WRITTEN EXERCISE -
Swap "interactable" for "clickable" in the items, starting with the first line and going on through the line that contains "section1-line-2: 项符合题目要求，每小题 4". Give only those lines, with everything else unchanged.

EXTRACTED INFORMATION -
____
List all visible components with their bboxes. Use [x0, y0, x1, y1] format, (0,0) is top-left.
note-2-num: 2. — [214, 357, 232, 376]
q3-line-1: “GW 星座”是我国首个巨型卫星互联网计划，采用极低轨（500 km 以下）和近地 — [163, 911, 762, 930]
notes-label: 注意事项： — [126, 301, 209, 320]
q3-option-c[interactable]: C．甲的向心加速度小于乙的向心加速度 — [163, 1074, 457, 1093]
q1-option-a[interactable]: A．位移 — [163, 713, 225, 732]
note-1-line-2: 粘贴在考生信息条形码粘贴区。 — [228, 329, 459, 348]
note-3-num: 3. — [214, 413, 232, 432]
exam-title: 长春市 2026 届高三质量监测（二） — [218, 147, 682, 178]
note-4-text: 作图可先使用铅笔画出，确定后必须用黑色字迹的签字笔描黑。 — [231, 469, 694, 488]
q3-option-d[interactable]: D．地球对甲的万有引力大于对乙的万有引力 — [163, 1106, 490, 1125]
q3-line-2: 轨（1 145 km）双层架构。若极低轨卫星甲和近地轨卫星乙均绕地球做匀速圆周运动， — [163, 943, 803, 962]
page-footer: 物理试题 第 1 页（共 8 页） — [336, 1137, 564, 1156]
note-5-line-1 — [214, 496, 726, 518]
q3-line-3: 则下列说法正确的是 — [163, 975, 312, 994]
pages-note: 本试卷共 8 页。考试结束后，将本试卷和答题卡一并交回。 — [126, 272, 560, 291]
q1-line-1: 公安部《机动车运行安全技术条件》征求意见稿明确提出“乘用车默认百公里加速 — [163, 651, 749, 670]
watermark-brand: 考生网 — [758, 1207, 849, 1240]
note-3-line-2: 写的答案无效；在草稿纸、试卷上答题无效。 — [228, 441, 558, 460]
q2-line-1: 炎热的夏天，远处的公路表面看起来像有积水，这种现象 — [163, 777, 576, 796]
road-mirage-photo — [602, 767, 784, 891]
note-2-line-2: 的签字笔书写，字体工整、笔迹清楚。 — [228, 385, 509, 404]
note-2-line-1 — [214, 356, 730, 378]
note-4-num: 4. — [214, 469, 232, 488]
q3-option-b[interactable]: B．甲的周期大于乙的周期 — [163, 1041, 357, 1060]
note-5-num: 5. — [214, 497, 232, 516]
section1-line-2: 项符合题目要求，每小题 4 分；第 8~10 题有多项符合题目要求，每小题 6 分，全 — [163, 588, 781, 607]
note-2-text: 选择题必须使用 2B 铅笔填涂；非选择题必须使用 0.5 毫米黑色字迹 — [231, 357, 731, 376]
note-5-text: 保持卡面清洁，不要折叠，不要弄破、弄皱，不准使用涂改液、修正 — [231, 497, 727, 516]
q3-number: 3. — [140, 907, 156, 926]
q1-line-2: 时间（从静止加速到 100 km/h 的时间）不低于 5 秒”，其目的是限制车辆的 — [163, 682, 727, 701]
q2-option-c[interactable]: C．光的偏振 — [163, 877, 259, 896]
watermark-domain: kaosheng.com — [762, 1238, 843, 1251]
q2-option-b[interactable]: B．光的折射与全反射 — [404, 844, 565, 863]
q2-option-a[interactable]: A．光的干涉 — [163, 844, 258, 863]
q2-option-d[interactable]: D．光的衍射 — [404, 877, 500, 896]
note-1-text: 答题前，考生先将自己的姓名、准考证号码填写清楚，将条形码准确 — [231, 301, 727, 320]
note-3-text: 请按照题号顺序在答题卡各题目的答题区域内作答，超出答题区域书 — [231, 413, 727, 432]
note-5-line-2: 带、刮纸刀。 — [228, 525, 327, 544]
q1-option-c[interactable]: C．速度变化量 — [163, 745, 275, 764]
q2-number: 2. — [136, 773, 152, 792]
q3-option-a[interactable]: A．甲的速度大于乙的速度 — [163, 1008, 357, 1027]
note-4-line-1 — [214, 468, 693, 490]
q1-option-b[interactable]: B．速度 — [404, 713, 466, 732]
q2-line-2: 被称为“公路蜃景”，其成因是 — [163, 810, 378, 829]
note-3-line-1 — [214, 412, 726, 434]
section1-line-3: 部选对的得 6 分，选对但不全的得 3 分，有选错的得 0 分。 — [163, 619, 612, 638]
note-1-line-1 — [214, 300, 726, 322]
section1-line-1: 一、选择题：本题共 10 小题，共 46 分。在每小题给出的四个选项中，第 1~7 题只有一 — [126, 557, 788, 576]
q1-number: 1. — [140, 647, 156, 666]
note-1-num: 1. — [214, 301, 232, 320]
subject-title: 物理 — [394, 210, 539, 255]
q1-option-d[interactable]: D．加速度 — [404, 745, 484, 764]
____
IN RESPONSE -
List all visible components with their bboxes. Use [x0, y0, x1, y1] format, (0,0) is top-left.
note-2-num: 2. — [214, 357, 232, 376]
q3-line-1: “GW 星座”是我国首个巨型卫星互联网计划，采用极低轨（500 km 以下）和近地 — [163, 911, 762, 930]
notes-label: 注意事项： — [126, 301, 209, 320]
q3-option-c[clickable]: C．甲的向心加速度小于乙的向心加速度 — [163, 1074, 457, 1093]
q1-option-a[clickable]: A．位移 — [163, 713, 225, 732]
note-1-line-2: 粘贴在考生信息条形码粘贴区。 — [228, 329, 459, 348]
note-3-num: 3. — [214, 413, 232, 432]
exam-title: 长春市 2026 届高三质量监测（二） — [218, 147, 682, 178]
note-4-text: 作图可先使用铅笔画出，确定后必须用黑色字迹的签字笔描黑。 — [231, 469, 694, 488]
q3-option-d[clickable]: D．地球对甲的万有引力大于对乙的万有引力 — [163, 1106, 490, 1125]
q3-line-2: 轨（1 145 km）双层架构。若极低轨卫星甲和近地轨卫星乙均绕地球做匀速圆周运动， — [163, 943, 803, 962]
page-footer: 物理试题 第 1 页（共 8 页） — [336, 1137, 564, 1156]
note-5-line-1 — [214, 496, 726, 518]
q3-line-3: 则下列说法正确的是 — [163, 975, 312, 994]
pages-note: 本试卷共 8 页。考试结束后，将本试卷和答题卡一并交回。 — [126, 272, 560, 291]
q1-line-1: 公安部《机动车运行安全技术条件》征求意见稿明确提出“乘用车默认百公里加速 — [163, 651, 749, 670]
watermark-brand: 考生网 — [758, 1207, 849, 1240]
note-3-line-2: 写的答案无效；在草稿纸、试卷上答题无效。 — [228, 441, 558, 460]
q2-line-1: 炎热的夏天，远处的公路表面看起来像有积水，这种现象 — [163, 777, 576, 796]
road-mirage-photo — [602, 767, 784, 891]
note-2-line-2: 的签字笔书写，字体工整、笔迹清楚。 — [228, 385, 509, 404]
note-2-line-1 — [214, 356, 730, 378]
note-4-num: 4. — [214, 469, 232, 488]
q3-option-b[clickable]: B．甲的周期大于乙的周期 — [163, 1041, 357, 1060]
note-5-num: 5. — [214, 497, 232, 516]
section1-line-2: 项符合题目要求，每小题 4 分；第 8~10 题有多项符合题目要求，每小题 6 分，全 — [163, 588, 781, 607]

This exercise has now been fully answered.